(Annotated element listings)
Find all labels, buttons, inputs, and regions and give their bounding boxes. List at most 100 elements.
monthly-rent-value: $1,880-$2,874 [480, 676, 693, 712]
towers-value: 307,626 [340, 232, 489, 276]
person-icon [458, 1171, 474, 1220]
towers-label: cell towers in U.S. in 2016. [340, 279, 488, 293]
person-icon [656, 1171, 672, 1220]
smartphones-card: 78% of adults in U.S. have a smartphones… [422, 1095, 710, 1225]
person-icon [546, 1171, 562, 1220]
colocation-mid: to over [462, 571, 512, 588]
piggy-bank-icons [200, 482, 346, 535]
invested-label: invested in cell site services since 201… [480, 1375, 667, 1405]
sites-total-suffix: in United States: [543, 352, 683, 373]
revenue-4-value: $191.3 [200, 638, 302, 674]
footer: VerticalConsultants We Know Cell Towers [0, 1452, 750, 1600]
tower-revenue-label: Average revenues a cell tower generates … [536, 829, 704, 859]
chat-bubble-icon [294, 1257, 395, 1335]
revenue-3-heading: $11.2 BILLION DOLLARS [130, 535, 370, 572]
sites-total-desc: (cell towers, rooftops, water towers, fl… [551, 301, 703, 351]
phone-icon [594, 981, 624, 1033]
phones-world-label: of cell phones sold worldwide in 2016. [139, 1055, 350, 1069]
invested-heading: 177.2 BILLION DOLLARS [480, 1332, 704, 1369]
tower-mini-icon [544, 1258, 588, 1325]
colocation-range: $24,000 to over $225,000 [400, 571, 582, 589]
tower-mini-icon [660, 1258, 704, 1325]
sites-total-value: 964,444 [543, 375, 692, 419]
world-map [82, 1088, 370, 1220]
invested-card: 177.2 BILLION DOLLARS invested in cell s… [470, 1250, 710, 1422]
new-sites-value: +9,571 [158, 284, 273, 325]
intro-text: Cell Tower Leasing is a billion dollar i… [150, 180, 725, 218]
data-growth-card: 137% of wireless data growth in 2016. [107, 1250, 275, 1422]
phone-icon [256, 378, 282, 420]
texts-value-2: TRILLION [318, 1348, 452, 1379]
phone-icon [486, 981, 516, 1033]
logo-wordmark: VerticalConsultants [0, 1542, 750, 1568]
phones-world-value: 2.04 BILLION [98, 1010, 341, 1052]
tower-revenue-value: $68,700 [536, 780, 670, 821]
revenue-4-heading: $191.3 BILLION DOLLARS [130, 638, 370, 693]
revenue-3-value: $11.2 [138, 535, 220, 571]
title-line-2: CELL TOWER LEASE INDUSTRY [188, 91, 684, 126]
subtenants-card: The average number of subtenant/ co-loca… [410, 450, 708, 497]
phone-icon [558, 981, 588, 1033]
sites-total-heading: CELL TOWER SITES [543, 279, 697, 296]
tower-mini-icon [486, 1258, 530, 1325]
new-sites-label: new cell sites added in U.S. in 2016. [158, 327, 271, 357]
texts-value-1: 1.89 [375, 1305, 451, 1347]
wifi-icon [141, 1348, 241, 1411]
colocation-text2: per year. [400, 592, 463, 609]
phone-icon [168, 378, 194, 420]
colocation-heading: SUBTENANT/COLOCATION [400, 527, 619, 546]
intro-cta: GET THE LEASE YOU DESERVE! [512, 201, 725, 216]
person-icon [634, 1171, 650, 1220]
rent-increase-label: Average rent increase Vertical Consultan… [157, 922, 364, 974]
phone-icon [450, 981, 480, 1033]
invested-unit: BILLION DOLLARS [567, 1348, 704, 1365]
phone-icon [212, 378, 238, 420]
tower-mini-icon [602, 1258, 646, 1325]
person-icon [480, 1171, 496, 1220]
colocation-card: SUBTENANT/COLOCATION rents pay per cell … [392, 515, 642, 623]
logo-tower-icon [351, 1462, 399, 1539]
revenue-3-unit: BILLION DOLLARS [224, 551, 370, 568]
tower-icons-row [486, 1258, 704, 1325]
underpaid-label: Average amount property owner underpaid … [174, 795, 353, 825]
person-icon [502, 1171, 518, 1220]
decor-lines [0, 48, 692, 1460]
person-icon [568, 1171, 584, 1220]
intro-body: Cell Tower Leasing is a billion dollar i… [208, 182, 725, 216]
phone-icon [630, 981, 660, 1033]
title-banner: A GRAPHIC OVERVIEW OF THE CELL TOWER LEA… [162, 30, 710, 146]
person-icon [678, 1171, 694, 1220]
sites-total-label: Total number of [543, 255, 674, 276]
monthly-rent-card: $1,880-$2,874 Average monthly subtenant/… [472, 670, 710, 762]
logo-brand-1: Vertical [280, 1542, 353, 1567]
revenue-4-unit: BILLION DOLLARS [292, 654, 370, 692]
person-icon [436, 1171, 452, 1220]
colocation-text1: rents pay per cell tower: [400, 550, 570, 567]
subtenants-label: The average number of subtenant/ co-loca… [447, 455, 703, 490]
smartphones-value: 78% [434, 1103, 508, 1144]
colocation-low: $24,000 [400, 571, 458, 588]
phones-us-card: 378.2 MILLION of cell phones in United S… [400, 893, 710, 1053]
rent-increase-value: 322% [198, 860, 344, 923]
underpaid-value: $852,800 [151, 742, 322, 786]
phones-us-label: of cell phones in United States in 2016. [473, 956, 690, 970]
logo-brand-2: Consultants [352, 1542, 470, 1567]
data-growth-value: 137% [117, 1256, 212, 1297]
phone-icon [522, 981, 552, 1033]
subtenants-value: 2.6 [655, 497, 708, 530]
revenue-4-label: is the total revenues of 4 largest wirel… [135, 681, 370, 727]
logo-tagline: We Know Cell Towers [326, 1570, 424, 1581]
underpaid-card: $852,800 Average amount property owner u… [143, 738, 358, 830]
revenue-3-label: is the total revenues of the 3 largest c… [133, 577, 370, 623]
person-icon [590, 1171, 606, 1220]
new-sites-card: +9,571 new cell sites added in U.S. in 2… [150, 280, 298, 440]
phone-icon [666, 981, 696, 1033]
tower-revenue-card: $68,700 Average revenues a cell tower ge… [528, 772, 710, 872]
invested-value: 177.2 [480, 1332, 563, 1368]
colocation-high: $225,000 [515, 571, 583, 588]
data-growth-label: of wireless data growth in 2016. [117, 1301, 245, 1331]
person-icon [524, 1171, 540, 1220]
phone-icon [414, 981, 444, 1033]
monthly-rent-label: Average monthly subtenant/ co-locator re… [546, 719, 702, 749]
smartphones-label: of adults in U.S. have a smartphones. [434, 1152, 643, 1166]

REQUIREMENTS →
Can you reproduce every line of the records above, word for word and in the same order?

SOLVED EXERCISE →
Find all labels, buttons, inputs, and regions and give their bounding boxes. List at most 100 elements.
monthly-rent-value: $1,880-$2,874 [480, 676, 693, 712]
towers-value: 307,626 [340, 232, 489, 276]
person-icon [458, 1171, 474, 1220]
towers-label: cell towers in U.S. in 2016. [340, 279, 488, 293]
person-icon [656, 1171, 672, 1220]
smartphones-card: 78% of adults in U.S. have a smartphones… [422, 1095, 710, 1225]
person-icon [546, 1171, 562, 1220]
colocation-mid: to over [462, 571, 512, 588]
piggy-bank-icons [200, 482, 346, 535]
invested-label: invested in cell site services since 201… [480, 1375, 667, 1405]
sites-total-suffix: in United States: [543, 352, 683, 373]
revenue-4-value: $191.3 [200, 638, 302, 674]
footer: VerticalConsultants We Know Cell Towers [0, 1452, 750, 1600]
tower-revenue-label: Average revenues a cell tower generates … [536, 829, 704, 859]
chat-bubble-icon [294, 1257, 395, 1335]
revenue-3-heading: $11.2 BILLION DOLLARS [130, 535, 370, 572]
sites-total-desc: (cell towers, rooftops, water towers, fl… [551, 301, 703, 351]
phone-icon [594, 981, 624, 1033]
phones-world-label: of cell phones sold worldwide in 2016. [139, 1055, 350, 1069]
invested-heading: 177.2 BILLION DOLLARS [480, 1332, 704, 1369]
tower-mini-icon [544, 1258, 588, 1325]
colocation-range: $24,000 to over $225,000 [400, 571, 582, 589]
tower-mini-icon [660, 1258, 704, 1325]
sites-total-value: 964,444 [543, 375, 692, 419]
world-map [82, 1088, 370, 1220]
invested-card: 177.2 BILLION DOLLARS invested in cell s… [470, 1250, 710, 1422]
new-sites-value: +9,571 [158, 284, 273, 325]
intro-text: Cell Tower Leasing is a billion dollar i… [150, 180, 725, 218]
data-growth-card: 137% of wireless data growth in 2016. [107, 1250, 275, 1422]
phone-icon [256, 378, 282, 420]
texts-value-2: TRILLION [318, 1348, 452, 1379]
phone-icon [486, 981, 516, 1033]
logo-wordmark: VerticalConsultants [0, 1542, 750, 1568]
phones-world-value: 2.04 BILLION [98, 1010, 341, 1052]
tower-revenue-value: $68,700 [536, 780, 670, 821]
revenue-4-heading: $191.3 BILLION DOLLARS [130, 638, 370, 693]
revenue-3-value: $11.2 [138, 535, 220, 571]
title-line-2: CELL TOWER LEASE INDUSTRY [188, 91, 684, 126]
subtenants-card: The average number of subtenant/ co-loca… [410, 450, 708, 497]
phone-icon [558, 981, 588, 1033]
sites-total-heading: CELL TOWER SITES [543, 279, 697, 296]
tower-mini-icon [486, 1258, 530, 1325]
new-sites-label: new cell sites added in U.S. in 2016. [158, 327, 271, 357]
texts-value-1: 1.89 [375, 1305, 451, 1347]
wifi-icon [141, 1348, 241, 1411]
colocation-text2: per year. [400, 592, 463, 609]
phone-icon [168, 378, 194, 420]
colocation-heading: SUBTENANT/COLOCATION [400, 527, 619, 546]
intro-cta: GET THE LEASE YOU DESERVE! [512, 201, 725, 216]
person-icon [634, 1171, 650, 1220]
rent-increase-label: Average rent increase Vertical Consultan… [157, 922, 364, 974]
phone-icon [450, 981, 480, 1033]
invested-unit: BILLION DOLLARS [567, 1348, 704, 1365]
phone-icon [212, 378, 238, 420]
tower-mini-icon [602, 1258, 646, 1325]
person-icon [480, 1171, 496, 1220]
colocation-card: SUBTENANT/COLOCATION rents pay per cell … [392, 515, 642, 623]
logo-tower-icon [351, 1462, 399, 1539]
revenue-3-unit: BILLION DOLLARS [224, 551, 370, 568]
tower-icons-row [486, 1258, 704, 1325]
underpaid-label: Average amount property owner underpaid … [174, 795, 353, 825]
person-icon [502, 1171, 518, 1220]
decor-lines [0, 48, 692, 1460]
person-icon [568, 1171, 584, 1220]
intro-body: Cell Tower Leasing is a billion dollar i… [208, 182, 725, 216]
phone-icon [630, 981, 660, 1033]
title-banner: A GRAPHIC OVERVIEW OF THE CELL TOWER LEA… [162, 30, 710, 146]
person-icon [678, 1171, 694, 1220]
sites-total-label: Total number of [543, 255, 674, 276]
monthly-rent-card: $1,880-$2,874 Average monthly subtenant/… [472, 670, 710, 762]
logo-brand-1: Vertical [280, 1542, 353, 1567]
revenue-4-unit: BILLION DOLLARS [292, 654, 370, 692]
person-icon [436, 1171, 452, 1220]
colocation-text1: rents pay per cell tower: [400, 550, 570, 567]
subtenants-label: The average number of subtenant/ co-loca… [447, 455, 703, 490]
smartphones-value: 78% [434, 1103, 508, 1144]
colocation-low: $24,000 [400, 571, 458, 588]
phones-us-card: 378.2 MILLION of cell phones in United S… [400, 893, 710, 1053]
rent-increase-value: 322% [198, 860, 344, 923]
underpaid-value: $852,800 [151, 742, 322, 786]
phones-us-label: of cell phones in United States in 2016. [473, 956, 690, 970]
logo-brand-2: Consultants [352, 1542, 470, 1567]
data-growth-value: 137% [117, 1256, 212, 1297]
phone-icon [522, 981, 552, 1033]
subtenants-value: 2.6 [655, 497, 708, 530]
revenue-4-label: is the total revenues of 4 largest wirel… [135, 681, 370, 727]
logo-tagline: We Know Cell Towers [326, 1570, 424, 1581]
underpaid-card: $852,800 Average amount property owner u… [143, 738, 358, 830]
revenue-3-label: is the total revenues of the 3 largest c… [133, 577, 370, 623]
person-icon [590, 1171, 606, 1220]
new-sites-card: +9,571 new cell sites added in U.S. in 2… [150, 280, 298, 440]
phone-icon [666, 981, 696, 1033]
tower-revenue-card: $68,700 Average revenues a cell tower ge… [528, 772, 710, 872]
invested-value: 177.2 [480, 1332, 563, 1368]
colocation-high: $225,000 [515, 571, 583, 588]
data-growth-label: of wireless data growth in 2016. [117, 1301, 245, 1331]
person-icon [524, 1171, 540, 1220]
phone-icon [414, 981, 444, 1033]
monthly-rent-label: Average monthly subtenant/ co-locator re… [546, 719, 702, 749]
smartphones-label: of adults in U.S. have a smartphones. [434, 1152, 643, 1166]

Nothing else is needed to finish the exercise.